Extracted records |
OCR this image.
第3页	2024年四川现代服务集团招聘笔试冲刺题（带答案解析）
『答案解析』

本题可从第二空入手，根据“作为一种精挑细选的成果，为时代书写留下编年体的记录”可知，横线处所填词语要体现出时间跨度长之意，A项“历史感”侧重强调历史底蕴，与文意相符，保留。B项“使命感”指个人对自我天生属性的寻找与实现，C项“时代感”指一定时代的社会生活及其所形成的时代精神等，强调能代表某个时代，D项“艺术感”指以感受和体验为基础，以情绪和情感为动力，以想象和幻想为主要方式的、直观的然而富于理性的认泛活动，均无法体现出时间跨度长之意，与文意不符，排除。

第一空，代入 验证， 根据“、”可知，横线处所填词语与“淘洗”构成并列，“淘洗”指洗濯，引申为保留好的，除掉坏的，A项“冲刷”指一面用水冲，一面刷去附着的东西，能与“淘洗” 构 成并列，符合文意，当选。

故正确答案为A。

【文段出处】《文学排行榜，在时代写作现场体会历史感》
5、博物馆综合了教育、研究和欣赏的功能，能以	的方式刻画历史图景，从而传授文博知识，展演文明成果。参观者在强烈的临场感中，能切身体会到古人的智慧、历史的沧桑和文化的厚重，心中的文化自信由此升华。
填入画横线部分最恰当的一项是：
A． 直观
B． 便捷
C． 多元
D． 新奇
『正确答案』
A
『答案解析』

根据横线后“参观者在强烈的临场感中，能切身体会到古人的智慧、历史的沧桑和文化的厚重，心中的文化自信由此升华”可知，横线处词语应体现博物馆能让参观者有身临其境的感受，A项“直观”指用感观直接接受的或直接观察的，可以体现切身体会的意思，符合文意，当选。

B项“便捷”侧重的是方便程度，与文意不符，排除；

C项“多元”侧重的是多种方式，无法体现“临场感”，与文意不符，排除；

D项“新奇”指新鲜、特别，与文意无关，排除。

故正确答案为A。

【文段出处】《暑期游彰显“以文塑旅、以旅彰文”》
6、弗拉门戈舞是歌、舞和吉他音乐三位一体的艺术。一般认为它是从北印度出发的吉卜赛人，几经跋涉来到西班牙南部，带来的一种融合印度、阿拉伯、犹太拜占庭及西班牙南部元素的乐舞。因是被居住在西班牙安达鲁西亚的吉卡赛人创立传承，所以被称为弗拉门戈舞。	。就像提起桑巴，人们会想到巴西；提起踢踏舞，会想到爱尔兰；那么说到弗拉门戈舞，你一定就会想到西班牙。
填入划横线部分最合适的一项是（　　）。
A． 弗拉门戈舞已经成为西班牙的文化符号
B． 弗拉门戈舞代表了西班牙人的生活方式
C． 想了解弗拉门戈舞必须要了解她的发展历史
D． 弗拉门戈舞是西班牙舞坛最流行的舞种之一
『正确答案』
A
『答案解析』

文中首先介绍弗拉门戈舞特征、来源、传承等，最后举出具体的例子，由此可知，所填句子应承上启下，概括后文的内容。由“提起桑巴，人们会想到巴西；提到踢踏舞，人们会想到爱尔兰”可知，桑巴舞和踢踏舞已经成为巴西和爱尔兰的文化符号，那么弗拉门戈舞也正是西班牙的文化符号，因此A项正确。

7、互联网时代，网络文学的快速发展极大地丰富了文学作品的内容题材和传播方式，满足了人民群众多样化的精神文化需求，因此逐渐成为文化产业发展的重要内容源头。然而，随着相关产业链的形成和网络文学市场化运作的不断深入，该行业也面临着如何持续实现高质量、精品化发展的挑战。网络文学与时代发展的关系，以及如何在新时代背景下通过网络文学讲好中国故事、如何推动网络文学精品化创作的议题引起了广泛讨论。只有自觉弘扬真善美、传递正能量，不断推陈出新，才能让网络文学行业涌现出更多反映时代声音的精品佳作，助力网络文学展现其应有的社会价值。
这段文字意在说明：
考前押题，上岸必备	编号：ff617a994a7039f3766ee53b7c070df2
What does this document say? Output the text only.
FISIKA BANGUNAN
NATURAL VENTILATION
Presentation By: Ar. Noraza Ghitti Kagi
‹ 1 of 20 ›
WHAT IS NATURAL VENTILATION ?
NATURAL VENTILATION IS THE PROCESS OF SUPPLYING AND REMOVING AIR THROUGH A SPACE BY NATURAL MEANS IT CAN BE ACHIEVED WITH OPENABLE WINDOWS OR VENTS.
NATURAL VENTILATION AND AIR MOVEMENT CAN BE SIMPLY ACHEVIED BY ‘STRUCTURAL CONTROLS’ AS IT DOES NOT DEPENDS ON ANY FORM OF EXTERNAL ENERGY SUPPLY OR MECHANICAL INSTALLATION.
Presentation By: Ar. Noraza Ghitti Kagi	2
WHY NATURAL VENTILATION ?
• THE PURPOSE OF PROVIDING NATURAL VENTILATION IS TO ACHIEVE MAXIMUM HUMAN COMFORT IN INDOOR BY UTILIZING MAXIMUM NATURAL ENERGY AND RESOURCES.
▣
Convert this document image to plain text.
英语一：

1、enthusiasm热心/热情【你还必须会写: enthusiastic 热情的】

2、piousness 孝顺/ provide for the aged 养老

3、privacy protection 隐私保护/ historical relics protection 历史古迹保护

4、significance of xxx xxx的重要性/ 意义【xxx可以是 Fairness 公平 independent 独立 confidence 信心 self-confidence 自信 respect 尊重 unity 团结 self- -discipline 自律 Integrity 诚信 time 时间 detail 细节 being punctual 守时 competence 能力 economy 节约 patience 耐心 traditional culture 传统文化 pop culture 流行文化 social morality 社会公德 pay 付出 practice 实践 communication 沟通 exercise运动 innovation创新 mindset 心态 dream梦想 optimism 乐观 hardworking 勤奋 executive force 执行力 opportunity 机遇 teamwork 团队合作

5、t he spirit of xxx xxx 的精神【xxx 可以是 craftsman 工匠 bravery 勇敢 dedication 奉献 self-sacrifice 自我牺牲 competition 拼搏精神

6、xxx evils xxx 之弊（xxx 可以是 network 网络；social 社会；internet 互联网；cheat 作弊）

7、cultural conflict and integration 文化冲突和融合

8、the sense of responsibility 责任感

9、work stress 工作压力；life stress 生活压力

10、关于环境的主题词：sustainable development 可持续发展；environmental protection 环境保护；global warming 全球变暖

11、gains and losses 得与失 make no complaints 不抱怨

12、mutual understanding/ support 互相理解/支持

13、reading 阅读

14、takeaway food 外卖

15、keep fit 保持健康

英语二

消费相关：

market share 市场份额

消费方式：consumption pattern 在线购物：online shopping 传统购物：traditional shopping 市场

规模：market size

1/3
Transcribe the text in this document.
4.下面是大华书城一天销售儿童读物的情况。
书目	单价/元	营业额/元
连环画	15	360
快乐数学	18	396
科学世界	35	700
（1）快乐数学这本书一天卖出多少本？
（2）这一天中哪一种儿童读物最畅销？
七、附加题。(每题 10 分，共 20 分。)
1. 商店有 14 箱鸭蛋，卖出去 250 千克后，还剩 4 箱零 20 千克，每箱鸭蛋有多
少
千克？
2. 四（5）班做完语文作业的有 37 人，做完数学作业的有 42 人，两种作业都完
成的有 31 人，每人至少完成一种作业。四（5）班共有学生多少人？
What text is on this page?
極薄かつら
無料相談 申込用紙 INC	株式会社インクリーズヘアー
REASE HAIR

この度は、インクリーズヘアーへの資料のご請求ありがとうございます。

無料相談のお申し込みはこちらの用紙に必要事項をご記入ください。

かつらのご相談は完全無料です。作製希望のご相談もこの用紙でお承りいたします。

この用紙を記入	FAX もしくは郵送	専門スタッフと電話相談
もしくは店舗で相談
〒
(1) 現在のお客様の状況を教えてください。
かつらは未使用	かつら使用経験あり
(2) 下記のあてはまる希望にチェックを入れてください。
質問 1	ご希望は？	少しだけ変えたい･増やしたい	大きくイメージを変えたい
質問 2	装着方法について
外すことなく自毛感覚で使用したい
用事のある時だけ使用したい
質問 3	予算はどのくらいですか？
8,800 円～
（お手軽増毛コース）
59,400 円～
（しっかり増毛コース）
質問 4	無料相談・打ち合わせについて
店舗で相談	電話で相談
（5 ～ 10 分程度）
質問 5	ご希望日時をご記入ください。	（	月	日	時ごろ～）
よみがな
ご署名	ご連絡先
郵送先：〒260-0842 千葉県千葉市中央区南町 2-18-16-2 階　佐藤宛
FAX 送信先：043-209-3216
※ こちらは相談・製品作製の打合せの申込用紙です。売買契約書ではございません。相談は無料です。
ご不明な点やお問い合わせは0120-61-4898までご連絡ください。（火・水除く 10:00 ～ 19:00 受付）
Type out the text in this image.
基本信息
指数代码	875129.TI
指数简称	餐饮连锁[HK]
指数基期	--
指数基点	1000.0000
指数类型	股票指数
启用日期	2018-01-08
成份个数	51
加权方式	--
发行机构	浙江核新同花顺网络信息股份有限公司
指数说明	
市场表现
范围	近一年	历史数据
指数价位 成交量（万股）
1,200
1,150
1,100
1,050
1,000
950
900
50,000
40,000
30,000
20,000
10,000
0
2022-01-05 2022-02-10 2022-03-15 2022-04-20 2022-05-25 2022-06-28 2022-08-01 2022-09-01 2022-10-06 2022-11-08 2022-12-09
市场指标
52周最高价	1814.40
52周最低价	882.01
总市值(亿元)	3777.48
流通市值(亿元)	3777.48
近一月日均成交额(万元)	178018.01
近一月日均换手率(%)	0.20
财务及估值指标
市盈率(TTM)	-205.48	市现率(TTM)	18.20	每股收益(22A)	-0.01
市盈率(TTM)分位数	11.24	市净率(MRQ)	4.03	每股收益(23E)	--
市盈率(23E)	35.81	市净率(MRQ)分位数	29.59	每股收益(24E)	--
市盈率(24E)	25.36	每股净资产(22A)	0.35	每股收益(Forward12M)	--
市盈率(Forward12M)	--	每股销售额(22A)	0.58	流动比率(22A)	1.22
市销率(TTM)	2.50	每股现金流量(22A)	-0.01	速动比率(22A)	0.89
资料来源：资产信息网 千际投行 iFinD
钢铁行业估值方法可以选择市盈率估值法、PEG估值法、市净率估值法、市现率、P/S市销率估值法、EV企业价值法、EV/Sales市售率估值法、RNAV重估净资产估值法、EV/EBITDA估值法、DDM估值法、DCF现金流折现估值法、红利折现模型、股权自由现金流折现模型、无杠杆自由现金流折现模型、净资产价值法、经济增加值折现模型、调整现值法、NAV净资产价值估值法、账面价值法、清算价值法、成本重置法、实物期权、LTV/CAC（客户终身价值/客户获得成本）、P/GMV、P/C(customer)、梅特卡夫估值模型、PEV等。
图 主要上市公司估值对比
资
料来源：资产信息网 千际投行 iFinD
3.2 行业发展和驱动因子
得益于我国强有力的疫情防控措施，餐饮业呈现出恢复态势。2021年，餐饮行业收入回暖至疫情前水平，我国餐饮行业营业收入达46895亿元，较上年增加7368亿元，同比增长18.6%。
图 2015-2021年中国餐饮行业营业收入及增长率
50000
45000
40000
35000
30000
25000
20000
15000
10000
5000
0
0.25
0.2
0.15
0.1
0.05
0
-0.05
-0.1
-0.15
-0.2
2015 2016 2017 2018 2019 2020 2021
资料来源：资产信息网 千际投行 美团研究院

What you need to do |
Only a number is wanted: how many lines contain "protection"?

Solution to this problem |
2